_What is needed_. How many lines of the entries below include the word "description"? Answer with the number alone.

_Working data_.
---------------
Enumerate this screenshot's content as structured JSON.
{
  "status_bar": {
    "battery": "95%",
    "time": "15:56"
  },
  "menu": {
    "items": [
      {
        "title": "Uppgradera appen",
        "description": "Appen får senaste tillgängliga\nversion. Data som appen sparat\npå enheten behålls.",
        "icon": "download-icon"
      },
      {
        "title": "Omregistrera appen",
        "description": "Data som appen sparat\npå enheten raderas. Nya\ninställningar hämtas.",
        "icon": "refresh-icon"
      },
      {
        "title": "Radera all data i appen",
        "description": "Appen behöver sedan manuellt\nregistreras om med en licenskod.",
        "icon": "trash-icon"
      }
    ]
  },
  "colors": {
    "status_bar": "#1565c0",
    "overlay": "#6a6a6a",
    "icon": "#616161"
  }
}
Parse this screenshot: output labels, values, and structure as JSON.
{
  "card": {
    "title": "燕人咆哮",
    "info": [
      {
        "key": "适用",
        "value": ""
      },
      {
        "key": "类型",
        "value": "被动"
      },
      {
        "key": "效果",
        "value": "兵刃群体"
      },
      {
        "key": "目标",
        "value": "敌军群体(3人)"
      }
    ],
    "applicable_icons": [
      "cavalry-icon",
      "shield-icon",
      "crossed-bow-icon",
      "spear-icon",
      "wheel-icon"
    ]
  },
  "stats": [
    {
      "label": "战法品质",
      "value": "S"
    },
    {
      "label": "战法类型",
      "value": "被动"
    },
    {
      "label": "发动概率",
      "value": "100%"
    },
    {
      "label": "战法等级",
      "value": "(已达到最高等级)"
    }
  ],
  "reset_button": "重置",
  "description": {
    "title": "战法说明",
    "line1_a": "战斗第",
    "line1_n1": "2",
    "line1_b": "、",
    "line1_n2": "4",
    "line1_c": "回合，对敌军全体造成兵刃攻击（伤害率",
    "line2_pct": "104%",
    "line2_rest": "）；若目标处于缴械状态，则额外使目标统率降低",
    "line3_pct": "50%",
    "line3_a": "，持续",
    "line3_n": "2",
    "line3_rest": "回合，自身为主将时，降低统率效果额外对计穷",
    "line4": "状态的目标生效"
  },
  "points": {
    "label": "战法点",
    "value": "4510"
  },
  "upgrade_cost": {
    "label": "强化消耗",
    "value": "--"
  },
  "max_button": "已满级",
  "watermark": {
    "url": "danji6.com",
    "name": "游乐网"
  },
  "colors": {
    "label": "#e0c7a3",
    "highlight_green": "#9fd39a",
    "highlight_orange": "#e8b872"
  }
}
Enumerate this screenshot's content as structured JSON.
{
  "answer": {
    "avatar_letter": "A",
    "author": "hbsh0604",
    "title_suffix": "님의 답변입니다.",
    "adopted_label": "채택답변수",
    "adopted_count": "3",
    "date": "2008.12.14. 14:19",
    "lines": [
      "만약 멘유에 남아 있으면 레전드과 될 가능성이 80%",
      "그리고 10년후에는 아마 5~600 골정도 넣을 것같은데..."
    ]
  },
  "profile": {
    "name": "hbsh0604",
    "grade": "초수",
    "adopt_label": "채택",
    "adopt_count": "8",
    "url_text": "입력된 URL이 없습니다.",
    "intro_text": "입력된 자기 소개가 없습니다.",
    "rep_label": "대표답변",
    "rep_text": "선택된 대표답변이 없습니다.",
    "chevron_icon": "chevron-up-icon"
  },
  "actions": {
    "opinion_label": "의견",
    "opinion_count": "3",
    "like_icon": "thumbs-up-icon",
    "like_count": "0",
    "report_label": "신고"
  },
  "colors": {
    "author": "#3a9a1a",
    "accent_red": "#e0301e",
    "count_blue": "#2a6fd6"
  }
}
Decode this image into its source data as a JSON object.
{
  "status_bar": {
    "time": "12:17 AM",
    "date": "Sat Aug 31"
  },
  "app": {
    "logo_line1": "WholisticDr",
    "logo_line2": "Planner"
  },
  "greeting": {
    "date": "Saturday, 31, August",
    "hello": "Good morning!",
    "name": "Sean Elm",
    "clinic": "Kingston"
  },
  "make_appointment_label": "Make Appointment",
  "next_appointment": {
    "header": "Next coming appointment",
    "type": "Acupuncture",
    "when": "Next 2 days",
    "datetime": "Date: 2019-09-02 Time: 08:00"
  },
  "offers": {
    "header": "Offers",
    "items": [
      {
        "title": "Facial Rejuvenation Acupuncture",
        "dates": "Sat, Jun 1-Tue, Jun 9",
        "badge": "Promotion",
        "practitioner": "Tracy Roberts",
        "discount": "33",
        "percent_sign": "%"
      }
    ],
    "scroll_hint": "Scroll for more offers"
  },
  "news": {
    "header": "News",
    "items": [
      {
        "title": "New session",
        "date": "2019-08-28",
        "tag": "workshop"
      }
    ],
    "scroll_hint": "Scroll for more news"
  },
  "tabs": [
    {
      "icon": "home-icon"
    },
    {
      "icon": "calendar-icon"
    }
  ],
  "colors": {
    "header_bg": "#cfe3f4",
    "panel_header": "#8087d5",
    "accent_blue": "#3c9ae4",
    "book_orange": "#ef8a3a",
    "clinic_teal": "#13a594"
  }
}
---------------
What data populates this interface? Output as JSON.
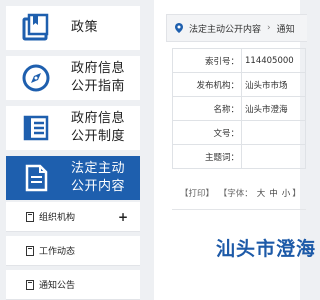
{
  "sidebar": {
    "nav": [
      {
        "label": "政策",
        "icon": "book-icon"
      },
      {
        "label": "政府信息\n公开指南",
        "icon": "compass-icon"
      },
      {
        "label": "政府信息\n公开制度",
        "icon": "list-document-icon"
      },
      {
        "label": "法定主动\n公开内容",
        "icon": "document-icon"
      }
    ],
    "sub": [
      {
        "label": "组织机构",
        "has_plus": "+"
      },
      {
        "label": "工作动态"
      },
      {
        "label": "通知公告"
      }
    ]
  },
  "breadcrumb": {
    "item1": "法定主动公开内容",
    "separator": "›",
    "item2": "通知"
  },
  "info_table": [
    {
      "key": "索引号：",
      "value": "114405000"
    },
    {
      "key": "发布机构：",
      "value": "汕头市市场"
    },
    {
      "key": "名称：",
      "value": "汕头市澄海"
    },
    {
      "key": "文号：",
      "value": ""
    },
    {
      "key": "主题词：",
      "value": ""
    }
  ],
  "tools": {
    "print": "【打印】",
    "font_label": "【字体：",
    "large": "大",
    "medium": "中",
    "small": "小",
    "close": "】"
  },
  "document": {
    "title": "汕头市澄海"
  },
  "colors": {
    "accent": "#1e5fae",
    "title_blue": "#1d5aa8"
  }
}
---------------
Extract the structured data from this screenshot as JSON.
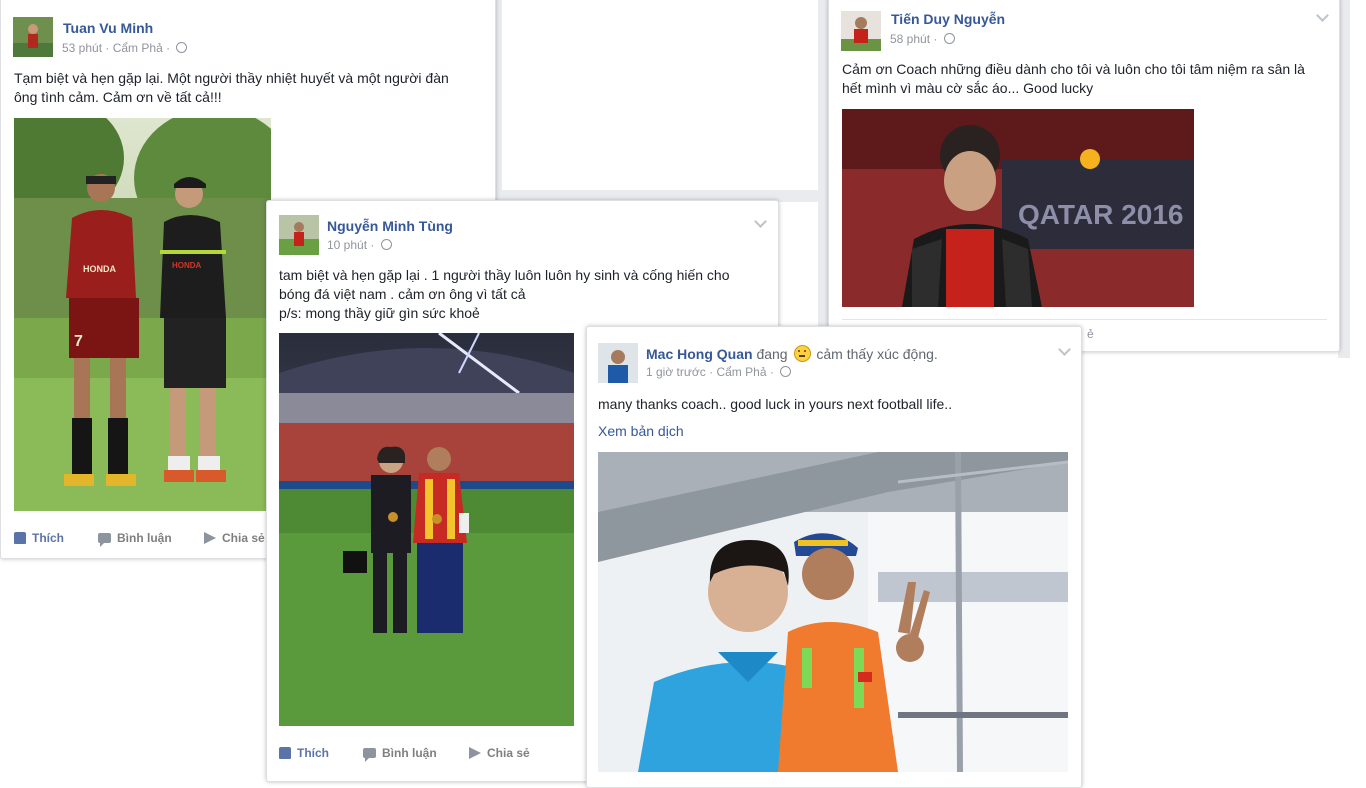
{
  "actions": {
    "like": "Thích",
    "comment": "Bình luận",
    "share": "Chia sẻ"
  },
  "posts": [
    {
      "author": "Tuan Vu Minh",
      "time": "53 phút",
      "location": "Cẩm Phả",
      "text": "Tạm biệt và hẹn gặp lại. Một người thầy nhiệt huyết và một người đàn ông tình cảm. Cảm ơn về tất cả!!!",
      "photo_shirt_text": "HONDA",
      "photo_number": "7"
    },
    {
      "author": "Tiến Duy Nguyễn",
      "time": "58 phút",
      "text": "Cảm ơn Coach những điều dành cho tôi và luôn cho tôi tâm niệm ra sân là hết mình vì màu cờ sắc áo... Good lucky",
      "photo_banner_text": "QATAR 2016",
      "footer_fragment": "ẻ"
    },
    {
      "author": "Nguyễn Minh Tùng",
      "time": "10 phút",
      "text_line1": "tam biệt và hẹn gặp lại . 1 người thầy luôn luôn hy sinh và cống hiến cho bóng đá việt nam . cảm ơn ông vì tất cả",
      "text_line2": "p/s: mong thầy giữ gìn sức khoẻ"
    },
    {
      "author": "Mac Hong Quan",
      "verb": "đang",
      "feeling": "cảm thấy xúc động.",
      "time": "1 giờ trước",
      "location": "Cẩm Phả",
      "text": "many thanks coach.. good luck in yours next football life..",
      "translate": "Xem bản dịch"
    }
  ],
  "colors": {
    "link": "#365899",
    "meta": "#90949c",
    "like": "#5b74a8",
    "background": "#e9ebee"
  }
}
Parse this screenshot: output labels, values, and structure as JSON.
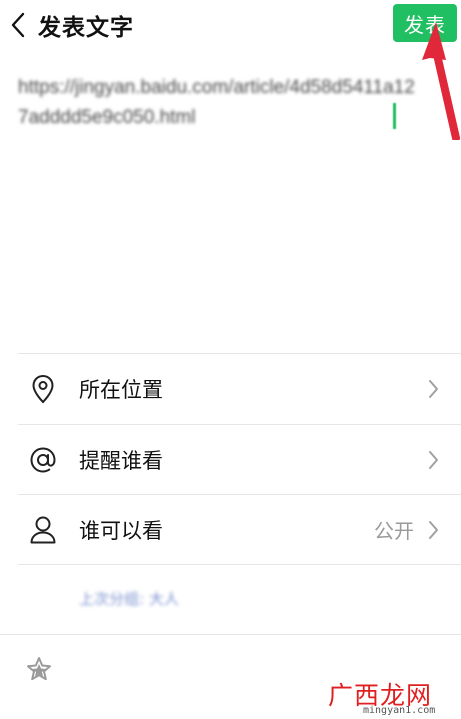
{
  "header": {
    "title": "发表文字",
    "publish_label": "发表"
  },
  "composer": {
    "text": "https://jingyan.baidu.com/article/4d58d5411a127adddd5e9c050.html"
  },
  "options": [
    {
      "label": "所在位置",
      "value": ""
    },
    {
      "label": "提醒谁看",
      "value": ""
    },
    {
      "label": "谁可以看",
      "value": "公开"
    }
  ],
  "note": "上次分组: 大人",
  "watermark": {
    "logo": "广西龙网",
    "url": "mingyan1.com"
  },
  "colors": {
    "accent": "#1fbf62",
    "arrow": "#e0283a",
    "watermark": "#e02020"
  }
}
---------------
_Result of the task_. 4